**EXERCISE PROMPT**
Check each line for the word "niệm" and give how many have it. Say nothing else.

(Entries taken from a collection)

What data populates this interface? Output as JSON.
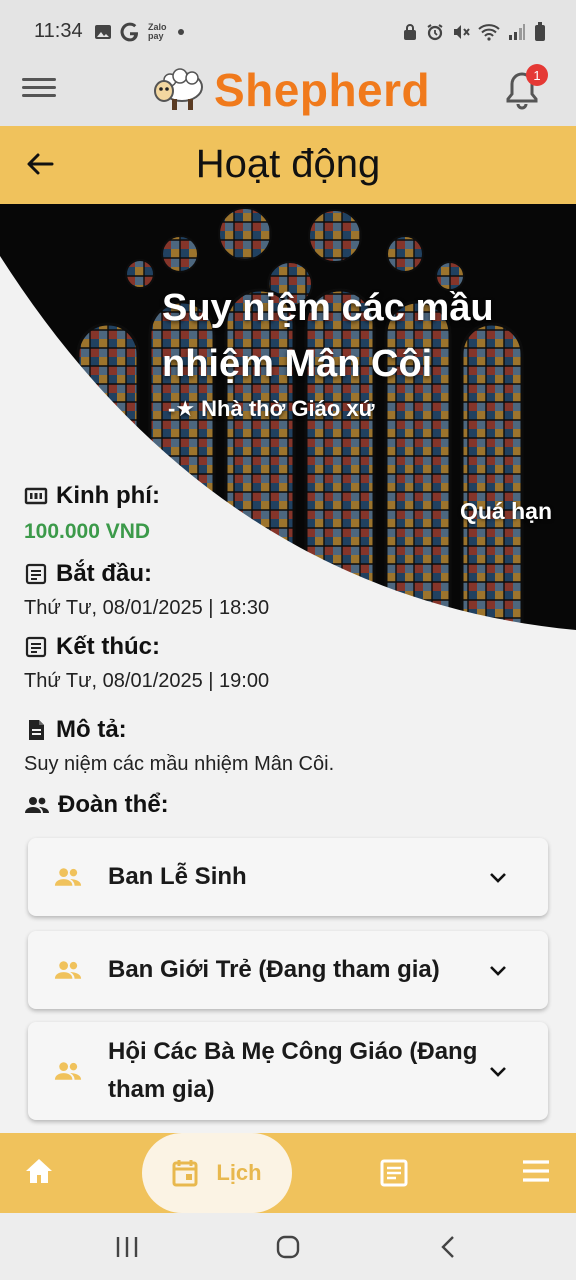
{
  "status_bar": {
    "time": "11:34",
    "left_icons": [
      "gallery-icon",
      "google-icon",
      "zalopay-icon",
      "dot-icon"
    ],
    "zalopay_text": "Zalo pay",
    "right_icons": [
      "lock-icon",
      "alarm-icon",
      "mute-icon",
      "wifi-icon",
      "signal-icon",
      "battery-icon"
    ]
  },
  "app_bar": {
    "logo_text": "Shepherd",
    "notification_count": "1"
  },
  "title_bar": {
    "title": "Hoạt động"
  },
  "event": {
    "title": "Suy niệm các mầu nhiệm Mân Côi",
    "place": "-★ Nhà thờ Giáo xứ",
    "status": "Quá hạn"
  },
  "details": {
    "cost_label": "Kinh phí:",
    "cost_value": "100.000 VND",
    "start_label": "Bắt đầu:",
    "start_value": "Thứ Tư, 08/01/2025 | 18:30",
    "end_label": "Kết thúc:",
    "end_value": "Thứ Tư, 08/01/2025 | 19:00",
    "desc_label": "Mô tả:",
    "desc_value": "Suy niệm các mầu nhiệm Mân Côi.",
    "groups_label": "Đoàn thể:"
  },
  "groups": [
    {
      "label": "Ban Lễ Sinh"
    },
    {
      "label": "Ban Giới Trẻ (Đang tham gia)"
    },
    {
      "label": "Hội Các Bà Mẹ Công Giáo (Đang tham gia)"
    }
  ],
  "bottom_nav": {
    "calendar_label": "Lịch"
  },
  "colors": {
    "accent": "#f0c25c",
    "brand_orange": "#f07a1c",
    "cost_green": "#3c9a4a",
    "badge_red": "#e53935"
  }
}
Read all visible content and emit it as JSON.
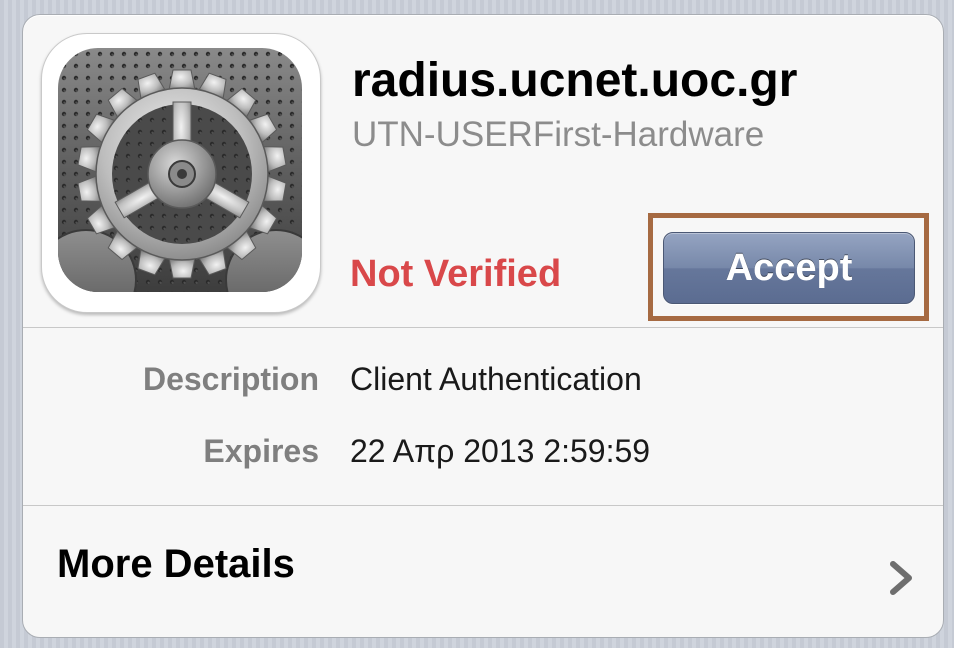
{
  "certificate": {
    "title": "radius.ucnet.uoc.gr",
    "issuer": "UTN-USERFirst-Hardware",
    "status": "Not Verified",
    "icon": "settings-gears-icon"
  },
  "actions": {
    "accept_label": "Accept"
  },
  "details": [
    {
      "label": "Description",
      "value": "Client Authentication"
    },
    {
      "label": "Expires",
      "value": "22 Απρ 2013 2:59:59"
    }
  ],
  "more": {
    "label": "More Details",
    "icon": "chevron-right-icon"
  },
  "colors": {
    "status": "#d9484a",
    "accept_button": "#6b7ca0",
    "highlight": "#a66a42"
  }
}
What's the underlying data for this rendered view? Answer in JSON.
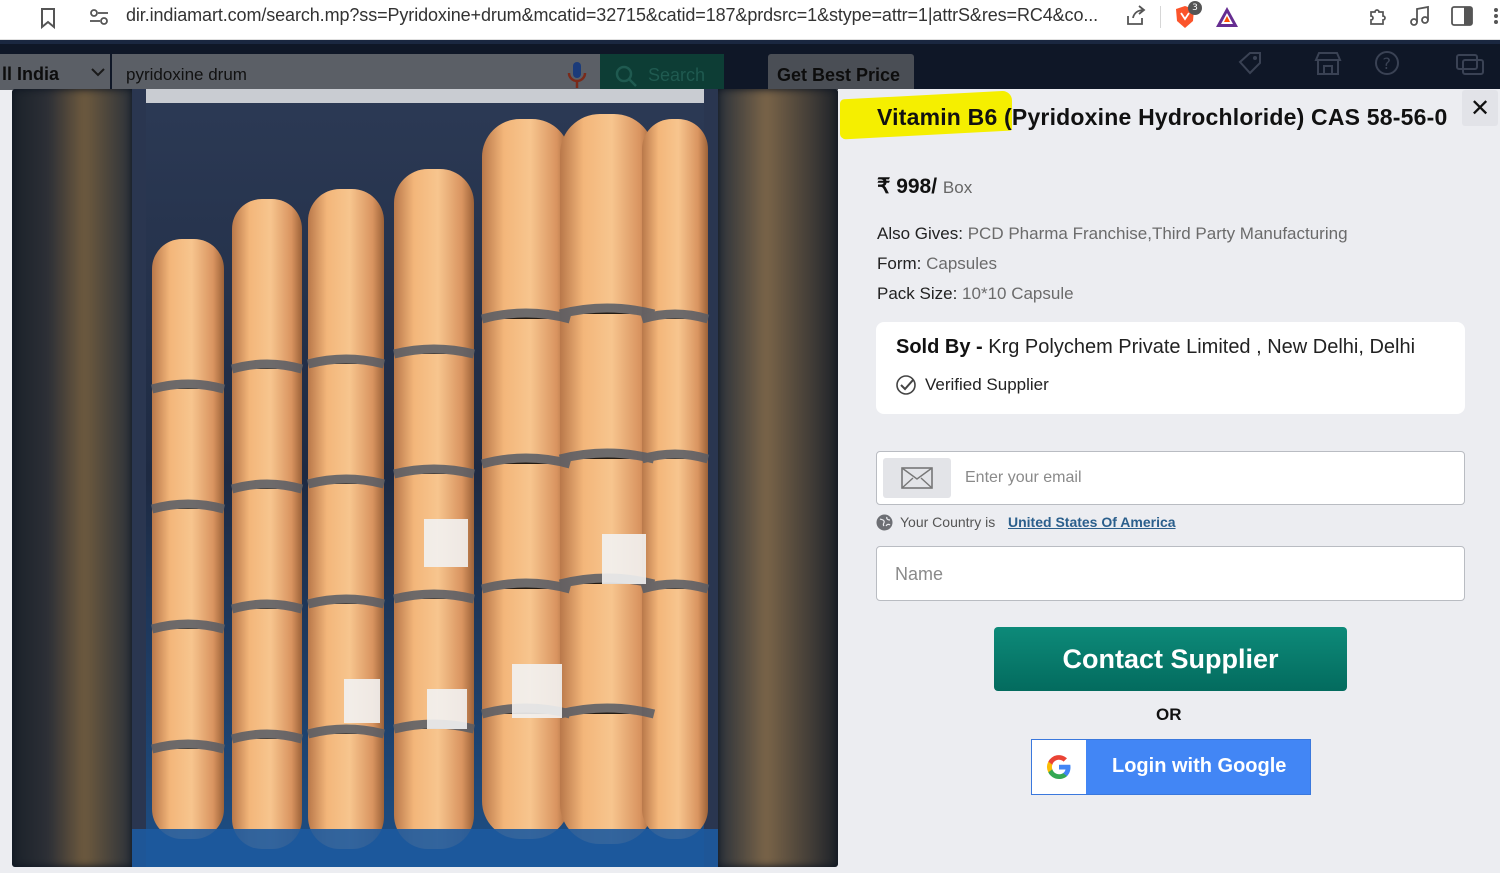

**SOLUTION TO THIS TASK**
2